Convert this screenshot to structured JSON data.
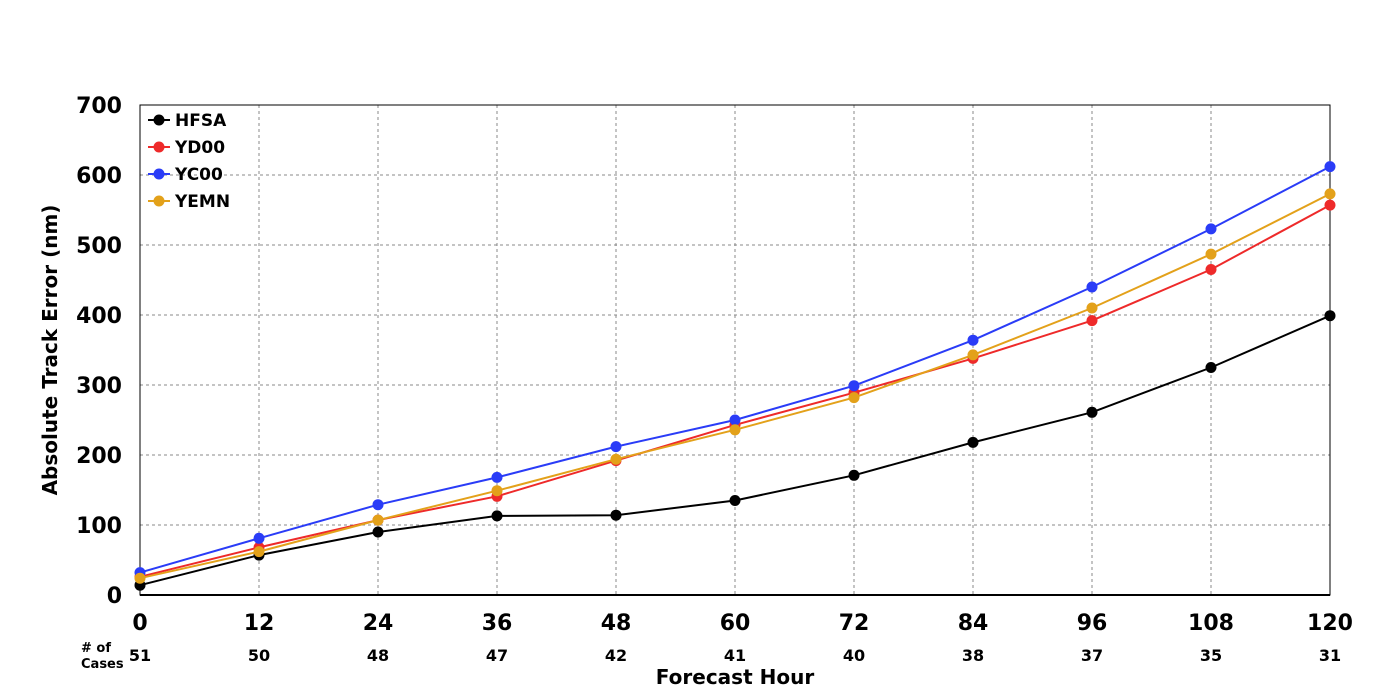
{
  "chart_data": {
    "type": "line",
    "title": "",
    "xlabel": "Forecast Hour",
    "ylabel": "Absolute Track Error (nm)",
    "x": [
      0,
      12,
      24,
      36,
      48,
      60,
      72,
      84,
      96,
      108,
      120
    ],
    "xlim": [
      0,
      120
    ],
    "ylim": [
      0,
      700
    ],
    "yticks": [
      0,
      100,
      200,
      300,
      400,
      500,
      600,
      700
    ],
    "grid": true,
    "legend_position": "top-left",
    "cases_label": [
      "# of",
      "Cases"
    ],
    "cases": [
      51,
      50,
      48,
      47,
      42,
      41,
      40,
      38,
      37,
      35,
      31
    ],
    "series": [
      {
        "name": "HFSA",
        "color": "#000000",
        "values": [
          14,
          57,
          90,
          113,
          114,
          135,
          171,
          218,
          261,
          325,
          399
        ]
      },
      {
        "name": "YD00",
        "color": "#ee2a2a",
        "values": [
          26,
          68,
          107,
          141,
          192,
          243,
          289,
          338,
          392,
          465,
          557
        ]
      },
      {
        "name": "YC00",
        "color": "#2a3cf7",
        "values": [
          32,
          81,
          129,
          168,
          212,
          250,
          299,
          364,
          440,
          523,
          612
        ]
      },
      {
        "name": "YEMN",
        "color": "#e3a11a",
        "values": [
          24,
          62,
          107,
          149,
          194,
          236,
          282,
          343,
          410,
          487,
          573
        ]
      }
    ]
  }
}
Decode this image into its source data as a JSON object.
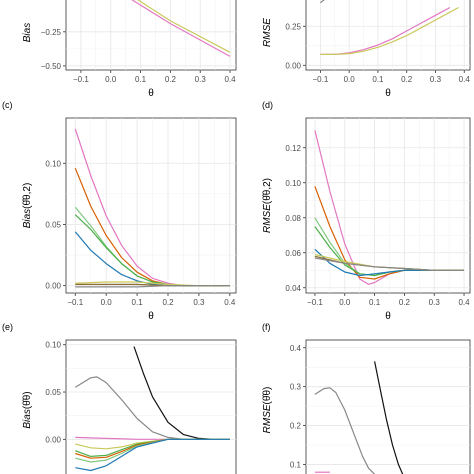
{
  "colors": [
    "#e377c2",
    "#d95f02",
    "#7fc97f",
    "#1f78b4",
    "#c9c95a",
    "#4daf4a",
    "#8c6d31",
    "#888888",
    "#111111"
  ],
  "chart_data": [
    {
      "panel_label": "",
      "type": "line",
      "xlabel": "θ",
      "ylabel": "Bias",
      "xlim": [
        -0.15,
        0.42
      ],
      "ylim": [
        -0.53,
        0.02
      ],
      "xticks": [
        -0.1,
        0.0,
        0.1,
        0.2,
        0.3,
        0.4
      ],
      "xtick_labels": [
        "−0.1",
        "0.0",
        "0.1",
        "0.2",
        "0.3",
        "0.4"
      ],
      "yticks": [
        -0.25,
        -0.5
      ],
      "ytick_labels": [
        "−0.25",
        "−0.50"
      ],
      "grid": true,
      "legend": "none",
      "series": [
        {
          "color_index": 0,
          "x": [
            0.06,
            0.2,
            0.4
          ],
          "y": [
            0.0,
            -0.19,
            -0.43
          ]
        },
        {
          "color_index": 4,
          "x": [
            0.08,
            0.2,
            0.4
          ],
          "y": [
            0.0,
            -0.17,
            -0.4
          ]
        }
      ]
    },
    {
      "panel_label": "",
      "type": "line",
      "xlabel": "θ",
      "ylabel": "RMSE",
      "xlim": [
        -0.15,
        0.42
      ],
      "ylim": [
        -0.03,
        0.45
      ],
      "xticks": [
        -0.1,
        0.0,
        0.1,
        0.2,
        0.3,
        0.4
      ],
      "xtick_labels": [
        "−0.1",
        "0.0",
        "0.1",
        "0.2",
        "0.3",
        "0.4"
      ],
      "yticks": [
        0.0,
        0.25
      ],
      "ytick_labels": [
        "0.00",
        "0.25"
      ],
      "grid": true,
      "legend": "none",
      "series": [
        {
          "color_index": 0,
          "x": [
            -0.1,
            -0.05,
            0.0,
            0.05,
            0.1,
            0.15,
            0.2,
            0.25,
            0.3,
            0.35
          ],
          "y": [
            0.07,
            0.07,
            0.08,
            0.1,
            0.13,
            0.17,
            0.22,
            0.27,
            0.32,
            0.37
          ]
        },
        {
          "color_index": 4,
          "x": [
            -0.1,
            -0.05,
            0.0,
            0.05,
            0.1,
            0.15,
            0.2,
            0.25,
            0.3,
            0.35,
            0.38
          ],
          "y": [
            0.07,
            0.07,
            0.075,
            0.09,
            0.115,
            0.15,
            0.19,
            0.24,
            0.29,
            0.34,
            0.37
          ]
        },
        {
          "color_index": 7,
          "x": [
            -0.1,
            -0.08
          ],
          "y": [
            0.4,
            0.43
          ]
        }
      ]
    },
    {
      "panel_label": "(c)",
      "type": "line",
      "xlabel": "θ",
      "ylabel": "Bias",
      "ylabel_arg": "(θ̂θ,2)",
      "xlim": [
        -0.13,
        0.42
      ],
      "ylim": [
        -0.006,
        0.137
      ],
      "xticks": [
        -0.1,
        0.0,
        0.1,
        0.2,
        0.3,
        0.4
      ],
      "xtick_labels": [
        "−0.1",
        "0.0",
        "0.1",
        "0.2",
        "0.3",
        "0.4"
      ],
      "yticks": [
        0.0,
        0.05,
        0.1
      ],
      "ytick_labels": [
        "0.00",
        "0.05",
        "0.10"
      ],
      "grid": true,
      "legend": "none",
      "series": [
        {
          "color_index": 0,
          "x": [
            -0.1,
            -0.05,
            0.0,
            0.05,
            0.1,
            0.15,
            0.2,
            0.25,
            0.3,
            0.35,
            0.4
          ],
          "y": [
            0.128,
            0.09,
            0.057,
            0.033,
            0.016,
            0.006,
            0.002,
            0.0,
            0.0,
            0.0,
            0.0
          ]
        },
        {
          "color_index": 1,
          "x": [
            -0.1,
            -0.05,
            0.0,
            0.05,
            0.1,
            0.15,
            0.2,
            0.25,
            0.3,
            0.35,
            0.4
          ],
          "y": [
            0.096,
            0.065,
            0.041,
            0.023,
            0.011,
            0.004,
            0.001,
            0.0,
            0.0,
            0.0,
            0.0
          ]
        },
        {
          "color_index": 2,
          "x": [
            -0.1,
            -0.05,
            0.0,
            0.05,
            0.1,
            0.15,
            0.2,
            0.25,
            0.3,
            0.35,
            0.4
          ],
          "y": [
            0.064,
            0.049,
            0.032,
            0.018,
            0.008,
            0.003,
            0.001,
            0.0,
            0.0,
            0.0,
            0.0
          ]
        },
        {
          "color_index": 5,
          "x": [
            -0.1,
            -0.05,
            0.0,
            0.05,
            0.1,
            0.15,
            0.2,
            0.25,
            0.3,
            0.35,
            0.4
          ],
          "y": [
            0.058,
            0.046,
            0.031,
            0.018,
            0.008,
            0.003,
            0.001,
            0.0,
            0.0,
            0.0,
            0.0
          ]
        },
        {
          "color_index": 3,
          "x": [
            -0.1,
            -0.05,
            0.0,
            0.05,
            0.1,
            0.15,
            0.2,
            0.25,
            0.3,
            0.35,
            0.4
          ],
          "y": [
            0.044,
            0.029,
            0.018,
            0.009,
            0.004,
            0.001,
            0.0,
            0.0,
            0.0,
            0.0,
            0.0
          ]
        },
        {
          "color_index": 4,
          "x": [
            -0.1,
            0.0,
            0.1,
            0.2,
            0.3,
            0.4
          ],
          "y": [
            0.002,
            0.003,
            0.003,
            0.001,
            0.0,
            0.0
          ]
        },
        {
          "color_index": 6,
          "x": [
            -0.1,
            0.0,
            0.1,
            0.2,
            0.3,
            0.4
          ],
          "y": [
            0.001,
            0.001,
            0.001,
            0.0,
            0.0,
            0.0
          ]
        },
        {
          "color_index": 7,
          "x": [
            -0.1,
            0.0,
            0.1,
            0.2,
            0.3,
            0.4
          ],
          "y": [
            -0.001,
            -0.001,
            -0.001,
            0.0,
            0.0,
            0.0
          ]
        }
      ]
    },
    {
      "panel_label": "(d)",
      "type": "line",
      "xlabel": "θ",
      "ylabel": "RMSE",
      "ylabel_arg": "(θ̂θ,2)",
      "xlim": [
        -0.13,
        0.42
      ],
      "ylim": [
        0.037,
        0.137
      ],
      "xticks": [
        -0.1,
        0.0,
        0.1,
        0.2,
        0.3,
        0.4
      ],
      "xtick_labels": [
        "−0.1",
        "0.0",
        "0.1",
        "0.2",
        "0.3",
        "0.4"
      ],
      "yticks": [
        0.04,
        0.06,
        0.08,
        0.1,
        0.12
      ],
      "ytick_labels": [
        "0.04",
        "0.06",
        "0.08",
        "0.10",
        "0.12"
      ],
      "grid": true,
      "legend": "none",
      "series": [
        {
          "color_index": 0,
          "x": [
            -0.1,
            -0.05,
            0.0,
            0.05,
            0.08,
            0.1,
            0.15,
            0.2,
            0.3,
            0.4
          ],
          "y": [
            0.13,
            0.095,
            0.065,
            0.045,
            0.042,
            0.043,
            0.048,
            0.05,
            0.05,
            0.05
          ]
        },
        {
          "color_index": 1,
          "x": [
            -0.1,
            -0.05,
            0.0,
            0.05,
            0.1,
            0.15,
            0.2,
            0.3,
            0.4
          ],
          "y": [
            0.098,
            0.075,
            0.056,
            0.046,
            0.045,
            0.048,
            0.05,
            0.05,
            0.05
          ]
        },
        {
          "color_index": 2,
          "x": [
            -0.1,
            -0.05,
            0.0,
            0.05,
            0.1,
            0.15,
            0.2,
            0.3,
            0.4
          ],
          "y": [
            0.08,
            0.066,
            0.054,
            0.048,
            0.047,
            0.049,
            0.05,
            0.05,
            0.05
          ]
        },
        {
          "color_index": 5,
          "x": [
            -0.1,
            -0.05,
            0.0,
            0.05,
            0.1,
            0.15,
            0.2,
            0.3,
            0.4
          ],
          "y": [
            0.075,
            0.063,
            0.053,
            0.048,
            0.047,
            0.049,
            0.05,
            0.05,
            0.05
          ]
        },
        {
          "color_index": 3,
          "x": [
            -0.1,
            -0.05,
            0.0,
            0.05,
            0.1,
            0.15,
            0.2,
            0.3,
            0.4
          ],
          "y": [
            0.062,
            0.054,
            0.049,
            0.047,
            0.048,
            0.049,
            0.05,
            0.05,
            0.05
          ]
        },
        {
          "color_index": 4,
          "x": [
            -0.1,
            0.0,
            0.1,
            0.2,
            0.3,
            0.4
          ],
          "y": [
            0.059,
            0.055,
            0.052,
            0.051,
            0.05,
            0.05
          ]
        },
        {
          "color_index": 6,
          "x": [
            -0.1,
            0.0,
            0.1,
            0.2,
            0.3,
            0.4
          ],
          "y": [
            0.058,
            0.054,
            0.052,
            0.051,
            0.05,
            0.05
          ]
        },
        {
          "color_index": 7,
          "x": [
            -0.1,
            0.0,
            0.1,
            0.2,
            0.3,
            0.4
          ],
          "y": [
            0.057,
            0.054,
            0.052,
            0.051,
            0.05,
            0.05
          ]
        }
      ]
    },
    {
      "panel_label": "(e)",
      "type": "line",
      "xlabel": "",
      "ylabel": "Bias",
      "ylabel_arg": "(θ̂θ)",
      "xlim": [
        -0.13,
        0.42
      ],
      "ylim": [
        -0.043,
        0.105
      ],
      "xticks": [],
      "xtick_labels": [],
      "yticks": [
        0.0,
        0.05,
        0.1
      ],
      "ytick_labels": [
        "0.00",
        "0.05",
        "0.10"
      ],
      "grid": true,
      "legend": "none",
      "series": [
        {
          "color_index": 7,
          "x": [
            -0.1,
            -0.05,
            -0.03,
            0.0,
            0.05,
            0.1,
            0.15,
            0.2,
            0.25,
            0.3,
            0.35,
            0.4
          ],
          "y": [
            0.055,
            0.065,
            0.066,
            0.06,
            0.042,
            0.022,
            0.008,
            0.002,
            0.0,
            0.0,
            0.0,
            0.0
          ]
        },
        {
          "color_index": 8,
          "x": [
            0.09,
            0.12,
            0.15,
            0.2,
            0.25,
            0.3,
            0.35,
            0.4
          ],
          "y": [
            0.098,
            0.07,
            0.045,
            0.018,
            0.005,
            0.001,
            0.0,
            0.0
          ]
        },
        {
          "color_index": 0,
          "x": [
            -0.1,
            0.0,
            0.1,
            0.2,
            0.3,
            0.4
          ],
          "y": [
            0.002,
            0.001,
            0.0,
            0.0,
            0.0,
            0.0
          ]
        },
        {
          "color_index": 4,
          "x": [
            -0.1,
            -0.05,
            0.0,
            0.05,
            0.1,
            0.2,
            0.3,
            0.4
          ],
          "y": [
            -0.005,
            -0.009,
            -0.01,
            -0.008,
            -0.004,
            0.0,
            0.0,
            0.0
          ]
        },
        {
          "color_index": 5,
          "x": [
            -0.1,
            -0.05,
            0.0,
            0.05,
            0.1,
            0.2,
            0.3,
            0.4
          ],
          "y": [
            -0.012,
            -0.018,
            -0.017,
            -0.011,
            -0.005,
            0.0,
            0.0,
            0.0
          ]
        },
        {
          "color_index": 1,
          "x": [
            -0.1,
            -0.05,
            0.0,
            0.05,
            0.1,
            0.2,
            0.3,
            0.4
          ],
          "y": [
            -0.015,
            -0.02,
            -0.019,
            -0.013,
            -0.006,
            0.0,
            0.0,
            0.0
          ]
        },
        {
          "color_index": 2,
          "x": [
            -0.1,
            -0.05,
            0.0,
            0.05,
            0.1,
            0.2,
            0.3,
            0.4
          ],
          "y": [
            -0.02,
            -0.024,
            -0.022,
            -0.015,
            -0.007,
            0.0,
            0.0,
            0.0
          ]
        },
        {
          "color_index": 3,
          "x": [
            -0.1,
            -0.05,
            0.0,
            0.05,
            0.1,
            0.2,
            0.3,
            0.4
          ],
          "y": [
            -0.03,
            -0.033,
            -0.028,
            -0.018,
            -0.008,
            0.0,
            0.0,
            0.0
          ]
        }
      ]
    },
    {
      "panel_label": "(f)",
      "type": "line",
      "xlabel": "",
      "ylabel": "RMSE",
      "ylabel_arg": "(θ̂θ)",
      "xlim": [
        -0.13,
        0.42
      ],
      "ylim": [
        0.06,
        0.42
      ],
      "xticks": [],
      "xtick_labels": [],
      "yticks": [
        0.1,
        0.2,
        0.3,
        0.4
      ],
      "ytick_labels": [
        "0.1",
        "0.2",
        "0.3",
        "0.4"
      ],
      "grid": true,
      "legend": "none",
      "series": [
        {
          "color_index": 7,
          "x": [
            -0.1,
            -0.07,
            -0.05,
            -0.03,
            0.0,
            0.03,
            0.06,
            0.08,
            0.1
          ],
          "y": [
            0.28,
            0.295,
            0.297,
            0.285,
            0.24,
            0.18,
            0.12,
            0.09,
            0.075
          ]
        },
        {
          "color_index": 8,
          "x": [
            0.1,
            0.12,
            0.14,
            0.16,
            0.18,
            0.2
          ],
          "y": [
            0.365,
            0.29,
            0.215,
            0.15,
            0.1,
            0.065
          ]
        },
        {
          "color_index": 0,
          "x": [
            -0.1,
            -0.05
          ],
          "y": [
            0.08,
            0.08
          ]
        }
      ]
    }
  ]
}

WHAT YOU ARE ASKED TO DO: Every line of the listing that holds "this" is to be counted; give only the resulting number.

FULL SOLUTION: 2